TASK GOAL: Below are records to be output exactly, every one of them.

THE RECORDS:
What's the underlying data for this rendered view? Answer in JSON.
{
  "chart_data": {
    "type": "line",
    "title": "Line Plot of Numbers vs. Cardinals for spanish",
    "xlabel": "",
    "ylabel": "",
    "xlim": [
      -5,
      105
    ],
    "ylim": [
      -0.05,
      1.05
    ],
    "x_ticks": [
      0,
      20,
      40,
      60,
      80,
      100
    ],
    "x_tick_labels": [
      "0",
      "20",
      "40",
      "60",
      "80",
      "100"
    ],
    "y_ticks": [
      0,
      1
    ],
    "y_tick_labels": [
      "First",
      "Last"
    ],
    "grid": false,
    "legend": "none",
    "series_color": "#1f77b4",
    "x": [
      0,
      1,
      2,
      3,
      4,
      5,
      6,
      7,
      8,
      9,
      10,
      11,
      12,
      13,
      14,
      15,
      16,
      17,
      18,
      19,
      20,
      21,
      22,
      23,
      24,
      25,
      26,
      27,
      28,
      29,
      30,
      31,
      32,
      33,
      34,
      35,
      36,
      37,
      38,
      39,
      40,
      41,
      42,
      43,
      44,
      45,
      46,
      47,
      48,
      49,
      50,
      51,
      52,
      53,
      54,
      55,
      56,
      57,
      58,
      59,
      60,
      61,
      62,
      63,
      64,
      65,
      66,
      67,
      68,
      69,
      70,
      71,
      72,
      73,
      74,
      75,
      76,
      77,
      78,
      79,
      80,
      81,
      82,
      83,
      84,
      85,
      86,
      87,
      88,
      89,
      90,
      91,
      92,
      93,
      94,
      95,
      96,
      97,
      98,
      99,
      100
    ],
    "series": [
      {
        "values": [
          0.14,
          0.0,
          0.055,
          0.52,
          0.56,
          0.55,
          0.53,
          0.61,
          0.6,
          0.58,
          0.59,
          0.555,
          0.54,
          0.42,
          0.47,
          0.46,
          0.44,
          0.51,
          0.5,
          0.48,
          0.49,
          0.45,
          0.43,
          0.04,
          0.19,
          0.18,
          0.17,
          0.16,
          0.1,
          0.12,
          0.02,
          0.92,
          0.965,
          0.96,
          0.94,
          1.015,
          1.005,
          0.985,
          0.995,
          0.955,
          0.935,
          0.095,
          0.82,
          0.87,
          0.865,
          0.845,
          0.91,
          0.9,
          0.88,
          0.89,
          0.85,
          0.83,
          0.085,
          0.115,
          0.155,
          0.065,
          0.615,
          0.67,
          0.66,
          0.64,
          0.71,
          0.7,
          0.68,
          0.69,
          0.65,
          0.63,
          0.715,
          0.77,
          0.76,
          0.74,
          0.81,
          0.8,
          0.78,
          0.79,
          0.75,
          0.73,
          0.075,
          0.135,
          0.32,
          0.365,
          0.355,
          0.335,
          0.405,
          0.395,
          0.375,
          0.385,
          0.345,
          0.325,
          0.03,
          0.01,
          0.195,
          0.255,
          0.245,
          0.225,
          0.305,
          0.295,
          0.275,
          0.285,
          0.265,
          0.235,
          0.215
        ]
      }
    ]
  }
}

ANSWER BELOW:
What's the underlying data for this rendered view? Answer in JSON.
{
  "chart_data": {
    "type": "line",
    "title": "Line Plot of Numbers vs. Cardinals for spanish",
    "xlabel": "",
    "ylabel": "",
    "xlim": [
      -5,
      105
    ],
    "ylim": [
      -0.05,
      1.05
    ],
    "x_ticks": [
      0,
      20,
      40,
      60,
      80,
      100
    ],
    "x_tick_labels": [
      "0",
      "20",
      "40",
      "60",
      "80",
      "100"
    ],
    "y_ticks": [
      0,
      1
    ],
    "y_tick_labels": [
      "First",
      "Last"
    ],
    "grid": false,
    "legend": "none",
    "series_color": "#1f77b4",
    "x": [
      0,
      1,
      2,
      3,
      4,
      5,
      6,
      7,
      8,
      9,
      10,
      11,
      12,
      13,
      14,
      15,
      16,
      17,
      18,
      19,
      20,
      21,
      22,
      23,
      24,
      25,
      26,
      27,
      28,
      29,
      30,
      31,
      32,
      33,
      34,
      35,
      36,
      37,
      38,
      39,
      40,
      41,
      42,
      43,
      44,
      45,
      46,
      47,
      48,
      49,
      50,
      51,
      52,
      53,
      54,
      55,
      56,
      57,
      58,
      59,
      60,
      61,
      62,
      63,
      64,
      65,
      66,
      67,
      68,
      69,
      70,
      71,
      72,
      73,
      74,
      75,
      76,
      77,
      78,
      79,
      80,
      81,
      82,
      83,
      84,
      85,
      86,
      87,
      88,
      89,
      90,
      91,
      92,
      93,
      94,
      95,
      96,
      97,
      98,
      99,
      100
    ],
    "series": [
      {
        "values": [
          0.14,
          0.0,
          0.055,
          0.52,
          0.56,
          0.55,
          0.53,
          0.61,
          0.6,
          0.58,
          0.59,
          0.555,
          0.54,
          0.42,
          0.47,
          0.46,
          0.44,
          0.51,
          0.5,
          0.48,
          0.49,
          0.45,
          0.43,
          0.04,
          0.19,
          0.18,
          0.17,
          0.16,
          0.1,
          0.12,
          0.02,
          0.92,
          0.965,
          0.96,
          0.94,
          1.015,
          1.005,
          0.985,
          0.995,
          0.955,
          0.935,
          0.095,
          0.82,
          0.87,
          0.865,
          0.845,
          0.91,
          0.9,
          0.88,
          0.89,
          0.85,
          0.83,
          0.085,
          0.115,
          0.155,
          0.065,
          0.615,
          0.67,
          0.66,
          0.64,
          0.71,
          0.7,
          0.68,
          0.69,
          0.65,
          0.63,
          0.715,
          0.77,
          0.76,
          0.74,
          0.81,
          0.8,
          0.78,
          0.79,
          0.75,
          0.73,
          0.075,
          0.135,
          0.32,
          0.365,
          0.355,
          0.335,
          0.405,
          0.395,
          0.375,
          0.385,
          0.345,
          0.325,
          0.03,
          0.01,
          0.195,
          0.255,
          0.245,
          0.225,
          0.305,
          0.295,
          0.275,
          0.285,
          0.265,
          0.235,
          0.215
        ]
      }
    ]
  }
}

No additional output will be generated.